## Task instructions
Could you pull every line of the listing below and reproduce each one verbatim, character for character?

## Information supplied
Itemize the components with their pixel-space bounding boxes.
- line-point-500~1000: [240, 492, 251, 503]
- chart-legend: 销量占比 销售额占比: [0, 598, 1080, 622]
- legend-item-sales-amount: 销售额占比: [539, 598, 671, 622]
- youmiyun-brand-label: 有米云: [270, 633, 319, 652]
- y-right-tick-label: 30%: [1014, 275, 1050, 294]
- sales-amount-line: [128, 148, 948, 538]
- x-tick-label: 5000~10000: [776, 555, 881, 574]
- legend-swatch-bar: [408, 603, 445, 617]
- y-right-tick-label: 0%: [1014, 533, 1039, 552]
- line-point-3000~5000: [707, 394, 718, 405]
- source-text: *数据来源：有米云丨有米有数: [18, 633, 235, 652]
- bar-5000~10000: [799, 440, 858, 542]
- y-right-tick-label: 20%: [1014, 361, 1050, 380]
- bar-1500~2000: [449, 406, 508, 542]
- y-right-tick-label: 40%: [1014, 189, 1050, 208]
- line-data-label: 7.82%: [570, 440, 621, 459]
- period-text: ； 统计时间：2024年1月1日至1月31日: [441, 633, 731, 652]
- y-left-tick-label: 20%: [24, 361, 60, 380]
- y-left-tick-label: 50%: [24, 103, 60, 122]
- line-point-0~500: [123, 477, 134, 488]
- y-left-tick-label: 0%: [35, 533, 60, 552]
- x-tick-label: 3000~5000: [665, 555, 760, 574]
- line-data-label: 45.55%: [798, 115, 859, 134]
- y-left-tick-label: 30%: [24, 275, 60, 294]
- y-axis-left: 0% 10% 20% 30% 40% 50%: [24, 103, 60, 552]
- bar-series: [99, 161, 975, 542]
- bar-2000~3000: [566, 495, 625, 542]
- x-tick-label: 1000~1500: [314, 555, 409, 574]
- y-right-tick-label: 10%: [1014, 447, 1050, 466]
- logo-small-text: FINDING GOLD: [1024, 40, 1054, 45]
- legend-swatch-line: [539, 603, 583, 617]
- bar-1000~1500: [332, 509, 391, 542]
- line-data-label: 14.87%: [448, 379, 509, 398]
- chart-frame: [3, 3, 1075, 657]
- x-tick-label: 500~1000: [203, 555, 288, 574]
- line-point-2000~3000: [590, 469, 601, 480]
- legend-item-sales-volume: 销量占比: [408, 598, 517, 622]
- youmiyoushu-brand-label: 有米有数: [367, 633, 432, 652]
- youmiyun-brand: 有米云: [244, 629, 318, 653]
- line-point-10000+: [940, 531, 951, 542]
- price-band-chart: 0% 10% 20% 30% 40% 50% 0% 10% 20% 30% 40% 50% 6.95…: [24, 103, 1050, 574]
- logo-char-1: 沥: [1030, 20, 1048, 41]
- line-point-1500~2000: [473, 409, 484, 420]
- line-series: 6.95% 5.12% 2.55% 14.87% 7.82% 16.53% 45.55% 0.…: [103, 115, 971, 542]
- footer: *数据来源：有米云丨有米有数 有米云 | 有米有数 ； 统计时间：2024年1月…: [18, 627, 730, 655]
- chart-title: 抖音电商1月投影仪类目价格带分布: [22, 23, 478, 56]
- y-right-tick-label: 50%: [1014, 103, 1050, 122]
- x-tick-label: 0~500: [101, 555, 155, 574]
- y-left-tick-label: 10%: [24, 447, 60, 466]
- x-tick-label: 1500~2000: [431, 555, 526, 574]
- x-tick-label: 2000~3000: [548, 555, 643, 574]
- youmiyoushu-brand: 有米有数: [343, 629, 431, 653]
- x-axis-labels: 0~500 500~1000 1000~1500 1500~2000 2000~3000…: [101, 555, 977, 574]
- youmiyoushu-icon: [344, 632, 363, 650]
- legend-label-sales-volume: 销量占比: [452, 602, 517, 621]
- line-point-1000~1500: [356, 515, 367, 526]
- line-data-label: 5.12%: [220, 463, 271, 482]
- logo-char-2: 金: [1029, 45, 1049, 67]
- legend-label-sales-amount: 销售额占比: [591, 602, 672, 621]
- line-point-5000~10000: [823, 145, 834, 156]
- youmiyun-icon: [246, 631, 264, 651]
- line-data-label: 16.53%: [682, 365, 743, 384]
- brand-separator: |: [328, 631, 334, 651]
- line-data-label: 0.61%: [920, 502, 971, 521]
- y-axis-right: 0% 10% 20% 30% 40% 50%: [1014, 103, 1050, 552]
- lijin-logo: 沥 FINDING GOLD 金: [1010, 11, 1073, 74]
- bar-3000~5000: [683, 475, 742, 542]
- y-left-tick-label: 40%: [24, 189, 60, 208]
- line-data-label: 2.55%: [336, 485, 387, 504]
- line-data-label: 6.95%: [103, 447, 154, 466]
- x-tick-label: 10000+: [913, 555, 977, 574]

## Exercise answer
Itemize the components with their pixel-space bounding boxes.
- line-point-500~1000: [240, 492, 251, 503]
- chart-legend: 销量占比 销售额占比: [0, 598, 1080, 622]
- legend-item-sales-amount: 销售额占比: [539, 598, 671, 622]
- youmiyun-brand-label: 有米云: [270, 633, 319, 652]
- y-right-tick-label: 30%: [1014, 275, 1050, 294]
- sales-amount-line: [128, 148, 948, 538]
- x-tick-label: 5000~10000: [776, 555, 881, 574]
- legend-swatch-bar: [408, 603, 445, 617]
- y-right-tick-label: 0%: [1014, 533, 1039, 552]
- line-point-3000~5000: [707, 394, 718, 405]
- source-text: *数据来源：有米云丨有米有数: [18, 633, 235, 652]
- bar-5000~10000: [799, 440, 858, 542]
- y-right-tick-label: 20%: [1014, 361, 1050, 380]
- bar-1500~2000: [449, 406, 508, 542]
- y-right-tick-label: 40%: [1014, 189, 1050, 208]
- line-data-label: 7.82%: [570, 440, 621, 459]
- period-text: ； 统计时间：2024年1月1日至1月31日: [441, 633, 731, 652]
- y-left-tick-label: 20%: [24, 361, 60, 380]
- y-left-tick-label: 50%: [24, 103, 60, 122]
- line-point-0~500: [123, 477, 134, 488]
- y-left-tick-label: 0%: [35, 533, 60, 552]
- x-tick-label: 3000~5000: [665, 555, 760, 574]
- line-data-label: 45.55%: [798, 115, 859, 134]
- y-left-tick-label: 30%: [24, 275, 60, 294]
- y-axis-left: 0% 10% 20% 30% 40% 50%: [24, 103, 60, 552]
- bar-series: [99, 161, 975, 542]
- bar-2000~3000: [566, 495, 625, 542]
- x-tick-label: 1000~1500: [314, 555, 409, 574]
- y-right-tick-label: 10%: [1014, 447, 1050, 466]
- logo-small-text: FINDING GOLD: [1024, 40, 1054, 45]
- legend-swatch-line: [539, 603, 583, 617]
- bar-1000~1500: [332, 509, 391, 542]
- line-data-label: 14.87%: [448, 379, 509, 398]
- chart-frame: [3, 3, 1075, 657]
- x-tick-label: 500~1000: [203, 555, 288, 574]
- line-point-2000~3000: [590, 469, 601, 480]
- legend-item-sales-volume: 销量占比: [408, 598, 517, 622]
- youmiyoushu-brand-label: 有米有数: [367, 633, 432, 652]
- youmiyun-brand: 有米云: [244, 629, 318, 653]
- line-point-10000+: [940, 531, 951, 542]
- price-band-chart: 0% 10% 20% 30% 40% 50% 0% 10% 20% 30% 40% 50% 6.95…: [24, 103, 1050, 574]
- logo-char-1: 沥: [1030, 20, 1048, 41]
- line-point-1500~2000: [473, 409, 484, 420]
- line-series: 6.95% 5.12% 2.55% 14.87% 7.82% 16.53% 45.55% 0.…: [103, 115, 971, 542]
- footer: *数据来源：有米云丨有米有数 有米云 | 有米有数 ； 统计时间：2024年1月…: [18, 627, 730, 655]
- chart-title: 抖音电商1月投影仪类目价格带分布: [22, 23, 478, 56]
- y-right-tick-label: 50%: [1014, 103, 1050, 122]
- x-tick-label: 0~500: [101, 555, 155, 574]
- y-left-tick-label: 10%: [24, 447, 60, 466]
- x-tick-label: 1500~2000: [431, 555, 526, 574]
- x-tick-label: 2000~3000: [548, 555, 643, 574]
- youmiyoushu-brand: 有米有数: [343, 629, 431, 653]
- x-axis-labels: 0~500 500~1000 1000~1500 1500~2000 2000~3000…: [101, 555, 977, 574]
- youmiyoushu-icon: [344, 632, 363, 650]
- legend-label-sales-volume: 销量占比: [452, 602, 517, 621]
- line-point-1000~1500: [356, 515, 367, 526]
- line-data-label: 5.12%: [220, 463, 271, 482]
- logo-char-2: 金: [1029, 45, 1049, 67]
- legend-label-sales-amount: 销售额占比: [591, 602, 672, 621]
- line-point-5000~10000: [823, 145, 834, 156]
- youmiyun-icon: [246, 631, 264, 651]
- line-data-label: 16.53%: [682, 365, 743, 384]
- brand-separator: |: [328, 631, 334, 651]
- line-data-label: 0.61%: [920, 502, 971, 521]
- y-axis-right: 0% 10% 20% 30% 40% 50%: [1014, 103, 1050, 552]
- lijin-logo: 沥 FINDING GOLD 金: [1010, 11, 1073, 74]
- bar-3000~5000: [683, 475, 742, 542]
- y-left-tick-label: 40%: [24, 189, 60, 208]
- line-data-label: 2.55%: [336, 485, 387, 504]
- line-data-label: 6.95%: [103, 447, 154, 466]
- x-tick-label: 10000+: [913, 555, 977, 574]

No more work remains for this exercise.